Written request
Extract the text of each entry below exactly, leaving every image behind.

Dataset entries
──────

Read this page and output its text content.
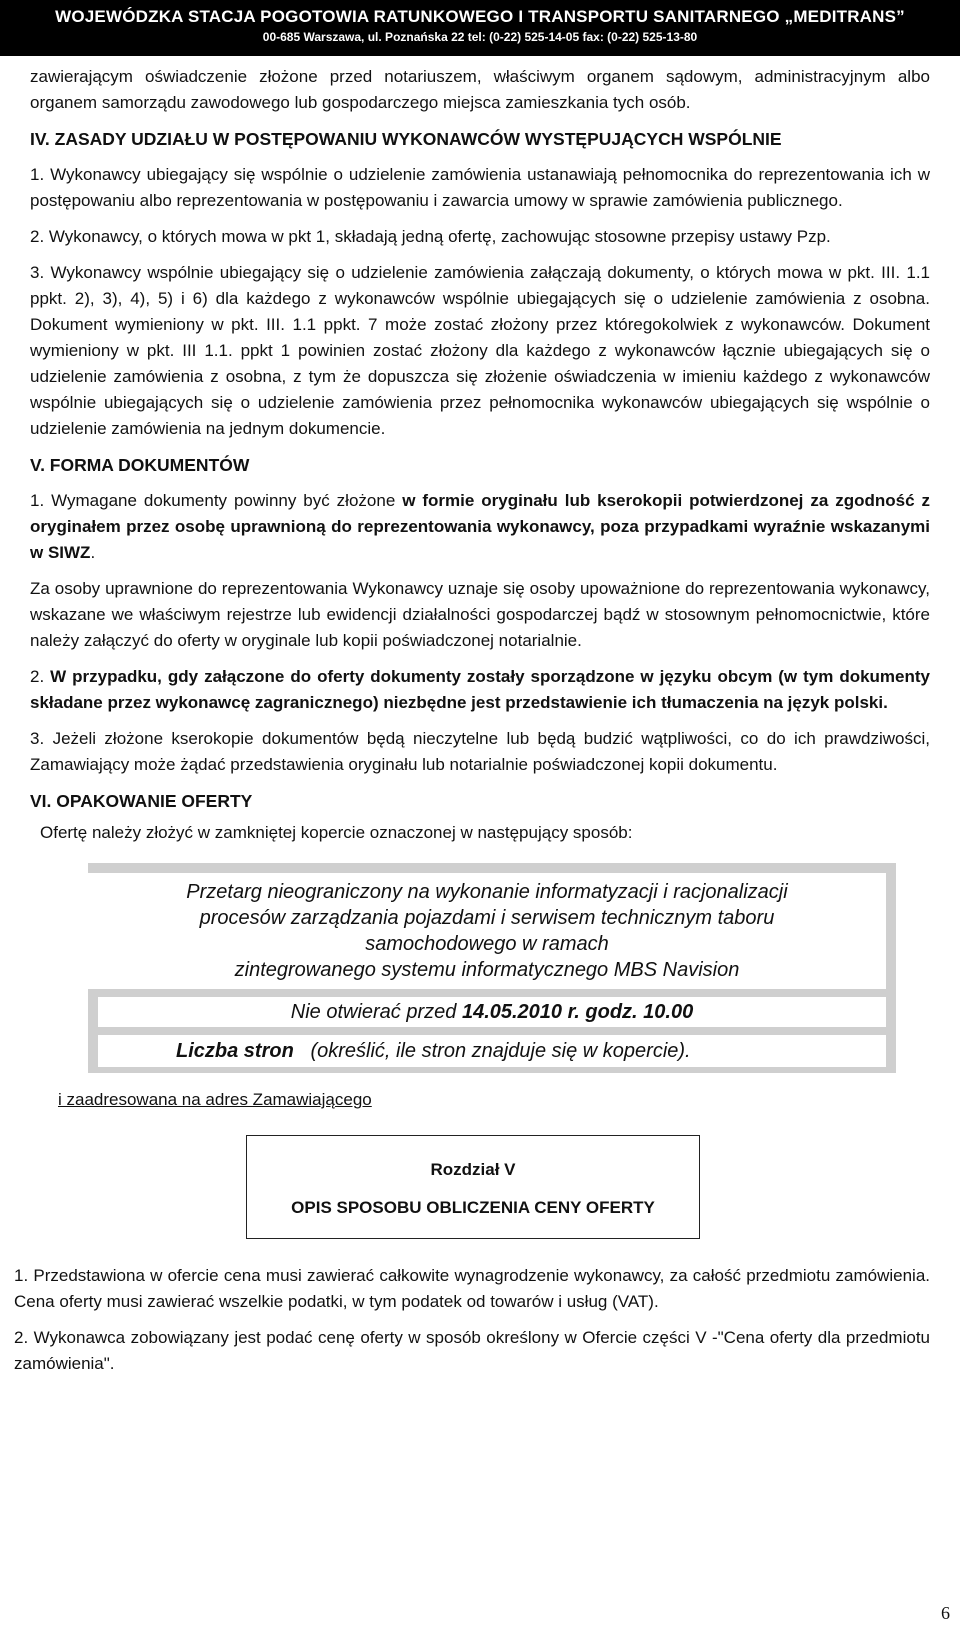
WOJEWÓDZKA STACJA POGOTOWIA RATUNKOWEGO I TRANSPORTU SANITARNEGO „MEDITRANS”
00-685 Warszawa, ul. Poznańska 22 tel: (0-22) 525-14-05 fax: (0-22) 525-13-80

zawierającym oświadczenie złożone przed notariuszem, właściwym organem sądowym, administracyjnym albo organem samorządu zawodowego lub gospodarczego miejsca zamieszkania tych osób.

IV. ZASADY UDZIAŁU W POSTĘPOWANIU WYKONAWCÓW WYSTĘPUJĄCYCH WSPÓLNIE

1. Wykonawcy ubiegający się wspólnie o udzielenie zamówienia ustanawiają pełnomocnika do reprezentowania ich w postępowaniu albo reprezentowania w postępowaniu i zawarcia umowy w sprawie zamówienia publicznego.

2. Wykonawcy, o których mowa w pkt 1, składają jedną ofertę, zachowując stosowne przepisy ustawy Pzp.

3. Wykonawcy wspólnie ubiegający się o udzielenie zamówienia załączają dokumenty, o których mowa w pkt. III. 1.1 ppkt. 2), 3), 4), 5) i 6) dla każdego z wykonawców wspólnie ubiegających się o udzielenie zamówienia z osobna. Dokument wymieniony w pkt. III. 1.1 ppkt. 7 może zostać złożony przez któregokolwiek z wykonawców. Dokument wymieniony w pkt. III 1.1. ppkt 1 powinien zostać złożony dla każdego z wykonawców łącznie ubiegających się o udzielenie zamówienia z osobna, z tym że dopuszcza się złożenie oświadczenia w imieniu każdego z wykonawców wspólnie ubiegających się o udzielenie zamówienia przez pełnomocnika wykonawców ubiegających się wspólnie o udzielenie zamówienia na jednym dokumencie.

V. FORMA DOKUMENTÓW

1. Wymagane dokumenty powinny być złożone w formie oryginału lub kserokopii potwierdzonej za zgodność z oryginałem przez osobę uprawnioną do reprezentowania wykonawcy, poza przypadkami wyraźnie wskazanymi w SIWZ.

Za osoby uprawnione do reprezentowania Wykonawcy uznaje się osoby upoważnione do reprezentowania wykonawcy, wskazane we właściwym rejestrze lub ewidencji działalności gospodarczej bądź w stosownym pełnomocnictwie, które należy załączyć do oferty w oryginale lub kopii poświadczonej notarialnie.

2. W przypadku, gdy załączone do oferty dokumenty zostały sporządzone w języku obcym (w tym dokumenty składane przez wykonawcę zagranicznego) niezbędne jest przedstawienie ich tłumaczenia na język polski.

3. Jeżeli złożone kserokopie dokumentów będą nieczytelne lub będą budzić wątpliwości, co do ich prawdziwości, Zamawiający może żądać przedstawienia oryginału lub notarialnie poświadczonej kopii dokumentu.

VI. OPAKOWANIE OFERTY

Ofertę należy złożyć w zamkniętej kopercie oznaczonej w następujący sposób:

Przetarg nieograniczony na wykonanie informatyzacji i racjonalizacji
procesów zarządzania pojazdami i serwisem technicznym taboru
samochodowego w ramach
zintegrowanego systemu informatycznego MBS Navision
Nie otwierać przed 14.05.2010 r. godz. 10.00
Liczba stron   (określić, ile stron znajduje się w kopercie).

i zaadresowana na adres Zamawiającego

Rozdział V
OPIS SPOSOBU OBLICZENIA CENY OFERTY

1. Przedstawiona w ofercie cena musi zawierać całkowite wynagrodzenie wykonawcy, za całość przedmiotu zamówienia. Cena oferty musi zawierać wszelkie podatki, w tym podatek od towarów i usług (VAT).

2. Wykonawca zobowiązany jest podać cenę oferty w sposób określony w Ofercie części V -"Cena oferty dla przedmiotu zamówienia".

6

──────

Exercise output
Read this page and output its text content.
WOJEWÓDZKA STACJA POGOTOWIA RATUNKOWEGO I TRANSPORTU SANITARNEGO „MEDITRANS”
00-685 Warszawa, ul. Poznańska 22 tel: (0-22) 525-14-05 fax: (0-22) 525-13-80

zawierającym oświadczenie złożone przed notariuszem, właściwym organem sądowym, administracyjnym albo organem samorządu zawodowego lub gospodarczego miejsca zamieszkania tych osób.

IV. ZASADY UDZIAŁU W POSTĘPOWANIU WYKONAWCÓW WYSTĘPUJĄCYCH WSPÓLNIE

1. Wykonawcy ubiegający się wspólnie o udzielenie zamówienia ustanawiają pełnomocnika do reprezentowania ich w postępowaniu albo reprezentowania w postępowaniu i zawarcia umowy w sprawie zamówienia publicznego.

2. Wykonawcy, o których mowa w pkt 1, składają jedną ofertę, zachowując stosowne przepisy ustawy Pzp.

3. Wykonawcy wspólnie ubiegający się o udzielenie zamówienia załączają dokumenty, o których mowa w pkt. III. 1.1 ppkt. 2), 3), 4), 5) i 6) dla każdego z wykonawców wspólnie ubiegających się o udzielenie zamówienia z osobna. Dokument wymieniony w pkt. III. 1.1 ppkt. 7 może zostać złożony przez któregokolwiek z wykonawców. Dokument wymieniony w pkt. III 1.1. ppkt 1 powinien zostać złożony dla każdego z wykonawców łącznie ubiegających się o udzielenie zamówienia z osobna, z tym że dopuszcza się złożenie oświadczenia w imieniu każdego z wykonawców wspólnie ubiegających się o udzielenie zamówienia przez pełnomocnika wykonawców ubiegających się wspólnie o udzielenie zamówienia na jednym dokumencie.

V. FORMA DOKUMENTÓW

1. Wymagane dokumenty powinny być złożone w formie oryginału lub kserokopii potwierdzonej za zgodność z oryginałem przez osobę uprawnioną do reprezentowania wykonawcy, poza przypadkami wyraźnie wskazanymi w SIWZ.

Za osoby uprawnione do reprezentowania Wykonawcy uznaje się osoby upoważnione do reprezentowania wykonawcy, wskazane we właściwym rejestrze lub ewidencji działalności gospodarczej bądź w stosownym pełnomocnictwie, które należy załączyć do oferty w oryginale lub kopii poświadczonej notarialnie.

2. W przypadku, gdy załączone do oferty dokumenty zostały sporządzone w języku obcym (w tym dokumenty składane przez wykonawcę zagranicznego) niezbędne jest przedstawienie ich tłumaczenia na język polski.

3. Jeżeli złożone kserokopie dokumentów będą nieczytelne lub będą budzić wątpliwości, co do ich prawdziwości, Zamawiający może żądać przedstawienia oryginału lub notarialnie poświadczonej kopii dokumentu.

VI. OPAKOWANIE OFERTY

Ofertę należy złożyć w zamkniętej kopercie oznaczonej w następujący sposób:

Przetarg nieograniczony na wykonanie informatyzacji i racjonalizacji
procesów zarządzania pojazdami i serwisem technicznym taboru
samochodowego w ramach
zintegrowanego systemu informatycznego MBS Navision
Nie otwierać przed 14.05.2010 r. godz. 10.00
Liczba stron   (określić, ile stron znajduje się w kopercie).

i zaadresowana na adres Zamawiającego

Rozdział V
OPIS SPOSOBU OBLICZENIA CENY OFERTY

1. Przedstawiona w ofercie cena musi zawierać całkowite wynagrodzenie wykonawcy, za całość przedmiotu zamówienia. Cena oferty musi zawierać wszelkie podatki, w tym podatek od towarów i usług (VAT).

2. Wykonawca zobowiązany jest podać cenę oferty w sposób określony w Ofercie części V -"Cena oferty dla przedmiotu zamówienia".

6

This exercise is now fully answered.